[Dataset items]
***
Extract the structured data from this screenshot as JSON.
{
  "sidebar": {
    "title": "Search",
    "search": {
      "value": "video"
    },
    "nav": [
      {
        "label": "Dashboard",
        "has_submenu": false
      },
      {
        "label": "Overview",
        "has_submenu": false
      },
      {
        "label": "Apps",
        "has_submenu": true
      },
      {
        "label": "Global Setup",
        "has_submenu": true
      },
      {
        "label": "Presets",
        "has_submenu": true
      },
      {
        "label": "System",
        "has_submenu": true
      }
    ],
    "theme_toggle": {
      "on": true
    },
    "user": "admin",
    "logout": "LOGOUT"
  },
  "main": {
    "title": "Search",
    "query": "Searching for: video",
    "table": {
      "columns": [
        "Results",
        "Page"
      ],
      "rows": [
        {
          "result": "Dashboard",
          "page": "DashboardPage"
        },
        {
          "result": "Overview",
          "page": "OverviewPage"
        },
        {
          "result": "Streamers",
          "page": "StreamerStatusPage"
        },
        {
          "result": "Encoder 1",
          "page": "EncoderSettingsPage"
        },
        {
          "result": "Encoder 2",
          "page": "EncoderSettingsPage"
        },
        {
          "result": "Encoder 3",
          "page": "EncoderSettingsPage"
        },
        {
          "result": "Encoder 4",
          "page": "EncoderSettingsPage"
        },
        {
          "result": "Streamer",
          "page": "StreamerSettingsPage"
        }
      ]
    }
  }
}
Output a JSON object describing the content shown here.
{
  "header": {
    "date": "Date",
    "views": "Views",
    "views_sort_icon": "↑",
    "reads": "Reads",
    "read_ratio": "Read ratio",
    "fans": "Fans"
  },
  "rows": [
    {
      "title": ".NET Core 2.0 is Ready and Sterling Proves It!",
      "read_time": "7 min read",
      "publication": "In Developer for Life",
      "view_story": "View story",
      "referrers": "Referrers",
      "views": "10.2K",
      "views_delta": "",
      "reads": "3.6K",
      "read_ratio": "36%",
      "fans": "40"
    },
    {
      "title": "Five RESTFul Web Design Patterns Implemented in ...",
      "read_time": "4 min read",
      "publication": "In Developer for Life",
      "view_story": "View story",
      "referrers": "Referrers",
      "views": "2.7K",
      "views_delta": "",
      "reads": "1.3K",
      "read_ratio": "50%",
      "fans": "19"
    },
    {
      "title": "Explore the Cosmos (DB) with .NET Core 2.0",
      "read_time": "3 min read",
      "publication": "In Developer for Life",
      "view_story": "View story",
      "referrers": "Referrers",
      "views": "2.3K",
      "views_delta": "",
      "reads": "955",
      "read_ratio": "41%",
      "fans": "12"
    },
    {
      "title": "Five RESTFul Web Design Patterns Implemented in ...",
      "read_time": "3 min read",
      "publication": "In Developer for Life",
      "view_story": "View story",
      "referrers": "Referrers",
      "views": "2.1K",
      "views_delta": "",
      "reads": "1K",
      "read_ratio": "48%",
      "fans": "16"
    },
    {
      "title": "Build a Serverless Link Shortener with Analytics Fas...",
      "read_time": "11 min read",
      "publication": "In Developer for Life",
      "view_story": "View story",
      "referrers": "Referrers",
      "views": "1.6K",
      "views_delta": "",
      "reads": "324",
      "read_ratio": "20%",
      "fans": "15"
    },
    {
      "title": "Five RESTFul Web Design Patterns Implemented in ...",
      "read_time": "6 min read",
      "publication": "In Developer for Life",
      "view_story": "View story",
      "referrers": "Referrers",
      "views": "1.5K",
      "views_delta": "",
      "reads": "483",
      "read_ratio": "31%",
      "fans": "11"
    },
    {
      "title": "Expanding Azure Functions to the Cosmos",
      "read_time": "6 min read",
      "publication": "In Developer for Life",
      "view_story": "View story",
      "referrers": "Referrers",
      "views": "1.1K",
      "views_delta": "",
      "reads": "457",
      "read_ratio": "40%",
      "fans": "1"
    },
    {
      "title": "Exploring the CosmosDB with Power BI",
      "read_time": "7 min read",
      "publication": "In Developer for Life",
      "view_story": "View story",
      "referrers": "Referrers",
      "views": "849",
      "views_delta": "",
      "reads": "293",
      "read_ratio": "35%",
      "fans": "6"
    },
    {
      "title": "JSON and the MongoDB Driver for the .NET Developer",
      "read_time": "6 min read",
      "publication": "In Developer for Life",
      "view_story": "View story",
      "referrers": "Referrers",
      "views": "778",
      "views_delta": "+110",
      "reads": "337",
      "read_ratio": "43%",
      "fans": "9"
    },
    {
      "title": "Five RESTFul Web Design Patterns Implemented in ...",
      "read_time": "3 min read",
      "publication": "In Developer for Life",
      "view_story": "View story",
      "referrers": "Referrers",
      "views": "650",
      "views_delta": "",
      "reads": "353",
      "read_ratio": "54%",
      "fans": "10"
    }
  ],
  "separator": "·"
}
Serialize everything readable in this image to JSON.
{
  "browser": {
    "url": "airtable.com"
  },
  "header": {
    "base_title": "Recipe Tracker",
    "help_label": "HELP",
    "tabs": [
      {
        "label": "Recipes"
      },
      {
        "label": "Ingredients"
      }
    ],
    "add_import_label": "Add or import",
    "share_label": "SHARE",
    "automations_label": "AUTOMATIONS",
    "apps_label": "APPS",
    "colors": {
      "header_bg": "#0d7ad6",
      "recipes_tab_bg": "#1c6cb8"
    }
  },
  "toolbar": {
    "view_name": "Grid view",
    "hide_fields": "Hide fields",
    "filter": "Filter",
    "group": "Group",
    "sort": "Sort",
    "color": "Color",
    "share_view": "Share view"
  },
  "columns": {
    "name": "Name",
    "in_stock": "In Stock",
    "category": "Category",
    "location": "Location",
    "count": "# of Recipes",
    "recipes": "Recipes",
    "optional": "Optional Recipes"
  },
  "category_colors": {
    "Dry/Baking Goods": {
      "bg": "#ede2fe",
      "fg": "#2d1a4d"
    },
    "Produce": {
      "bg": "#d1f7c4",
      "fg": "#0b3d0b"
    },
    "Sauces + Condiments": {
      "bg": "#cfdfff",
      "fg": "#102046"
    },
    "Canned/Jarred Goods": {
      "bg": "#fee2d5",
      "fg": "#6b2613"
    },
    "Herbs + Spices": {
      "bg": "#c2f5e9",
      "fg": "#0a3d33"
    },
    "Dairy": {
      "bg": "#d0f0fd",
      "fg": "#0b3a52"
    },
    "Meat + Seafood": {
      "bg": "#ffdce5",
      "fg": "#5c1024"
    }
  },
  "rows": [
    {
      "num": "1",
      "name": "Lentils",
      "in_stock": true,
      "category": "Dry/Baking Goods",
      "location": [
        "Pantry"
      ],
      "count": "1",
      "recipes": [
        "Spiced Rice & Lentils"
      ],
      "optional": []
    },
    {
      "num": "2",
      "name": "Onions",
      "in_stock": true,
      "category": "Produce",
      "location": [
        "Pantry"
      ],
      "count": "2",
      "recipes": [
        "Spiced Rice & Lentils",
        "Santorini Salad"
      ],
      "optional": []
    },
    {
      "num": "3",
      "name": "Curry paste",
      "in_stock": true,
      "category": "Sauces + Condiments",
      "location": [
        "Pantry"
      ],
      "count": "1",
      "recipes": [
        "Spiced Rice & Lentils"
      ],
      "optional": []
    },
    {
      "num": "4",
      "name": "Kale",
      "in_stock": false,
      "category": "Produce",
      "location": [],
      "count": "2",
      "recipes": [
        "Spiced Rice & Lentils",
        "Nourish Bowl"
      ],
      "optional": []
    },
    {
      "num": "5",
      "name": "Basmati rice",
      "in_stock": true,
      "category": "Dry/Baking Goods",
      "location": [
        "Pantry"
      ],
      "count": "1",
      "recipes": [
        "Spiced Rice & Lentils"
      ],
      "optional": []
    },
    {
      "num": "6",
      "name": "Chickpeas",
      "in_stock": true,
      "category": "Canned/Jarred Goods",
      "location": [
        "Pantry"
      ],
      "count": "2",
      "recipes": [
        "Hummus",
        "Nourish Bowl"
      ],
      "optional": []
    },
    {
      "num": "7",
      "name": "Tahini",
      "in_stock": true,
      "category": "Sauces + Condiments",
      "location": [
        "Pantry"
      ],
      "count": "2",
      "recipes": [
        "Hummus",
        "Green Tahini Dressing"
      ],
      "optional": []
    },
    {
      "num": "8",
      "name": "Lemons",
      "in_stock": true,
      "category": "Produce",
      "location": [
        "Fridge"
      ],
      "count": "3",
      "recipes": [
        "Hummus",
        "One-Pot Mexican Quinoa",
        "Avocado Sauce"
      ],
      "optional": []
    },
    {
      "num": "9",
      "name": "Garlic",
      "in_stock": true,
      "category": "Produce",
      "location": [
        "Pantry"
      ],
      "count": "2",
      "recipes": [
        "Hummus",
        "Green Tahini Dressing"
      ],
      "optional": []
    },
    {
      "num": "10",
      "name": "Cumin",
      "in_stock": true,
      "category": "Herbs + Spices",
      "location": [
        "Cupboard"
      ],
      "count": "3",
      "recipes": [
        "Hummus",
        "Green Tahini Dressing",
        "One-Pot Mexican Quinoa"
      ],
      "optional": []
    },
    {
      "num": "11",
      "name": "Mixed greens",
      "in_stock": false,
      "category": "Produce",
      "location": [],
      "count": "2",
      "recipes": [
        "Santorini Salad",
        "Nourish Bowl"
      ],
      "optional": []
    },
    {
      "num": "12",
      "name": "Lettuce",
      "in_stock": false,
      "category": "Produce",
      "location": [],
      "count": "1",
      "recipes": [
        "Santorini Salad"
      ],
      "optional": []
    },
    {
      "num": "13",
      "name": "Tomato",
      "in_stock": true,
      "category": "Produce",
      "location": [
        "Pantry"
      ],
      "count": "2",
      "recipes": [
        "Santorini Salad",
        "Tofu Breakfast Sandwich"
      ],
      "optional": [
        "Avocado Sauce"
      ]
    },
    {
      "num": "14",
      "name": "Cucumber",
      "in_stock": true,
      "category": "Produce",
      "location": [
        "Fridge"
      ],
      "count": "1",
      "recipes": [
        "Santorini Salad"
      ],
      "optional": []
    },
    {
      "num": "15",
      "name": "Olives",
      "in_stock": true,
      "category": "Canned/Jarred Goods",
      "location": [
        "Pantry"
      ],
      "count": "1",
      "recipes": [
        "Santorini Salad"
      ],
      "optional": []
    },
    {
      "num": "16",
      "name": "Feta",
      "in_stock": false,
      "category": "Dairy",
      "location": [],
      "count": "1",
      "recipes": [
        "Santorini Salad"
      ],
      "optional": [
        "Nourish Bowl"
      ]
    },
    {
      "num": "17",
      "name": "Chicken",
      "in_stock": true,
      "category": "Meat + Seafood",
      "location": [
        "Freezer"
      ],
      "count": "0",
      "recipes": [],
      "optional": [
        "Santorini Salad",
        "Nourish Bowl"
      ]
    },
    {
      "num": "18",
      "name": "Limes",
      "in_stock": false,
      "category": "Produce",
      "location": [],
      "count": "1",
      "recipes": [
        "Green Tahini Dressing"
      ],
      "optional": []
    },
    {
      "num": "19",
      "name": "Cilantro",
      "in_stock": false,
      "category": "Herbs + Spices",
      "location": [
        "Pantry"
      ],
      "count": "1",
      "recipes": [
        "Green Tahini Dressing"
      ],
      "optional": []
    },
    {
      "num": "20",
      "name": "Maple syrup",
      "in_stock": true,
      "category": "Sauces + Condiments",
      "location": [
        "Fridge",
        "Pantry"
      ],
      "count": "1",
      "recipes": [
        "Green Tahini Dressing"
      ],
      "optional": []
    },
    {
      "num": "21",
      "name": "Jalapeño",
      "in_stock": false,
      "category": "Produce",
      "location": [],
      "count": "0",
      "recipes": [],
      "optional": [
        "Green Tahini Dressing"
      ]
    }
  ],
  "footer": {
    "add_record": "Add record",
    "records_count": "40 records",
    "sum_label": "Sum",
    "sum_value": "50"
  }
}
***
**Given exercise**: Look through the entries above; copy every line holding the string "with".

**Result**:
      "title": "Explore the Cosmos (DB) with .NET Core 2.0",
      "title": "Build a Serverless Link Shortener with Analytics Fas...",
      "title": "Exploring the CosmosDB with Power BI",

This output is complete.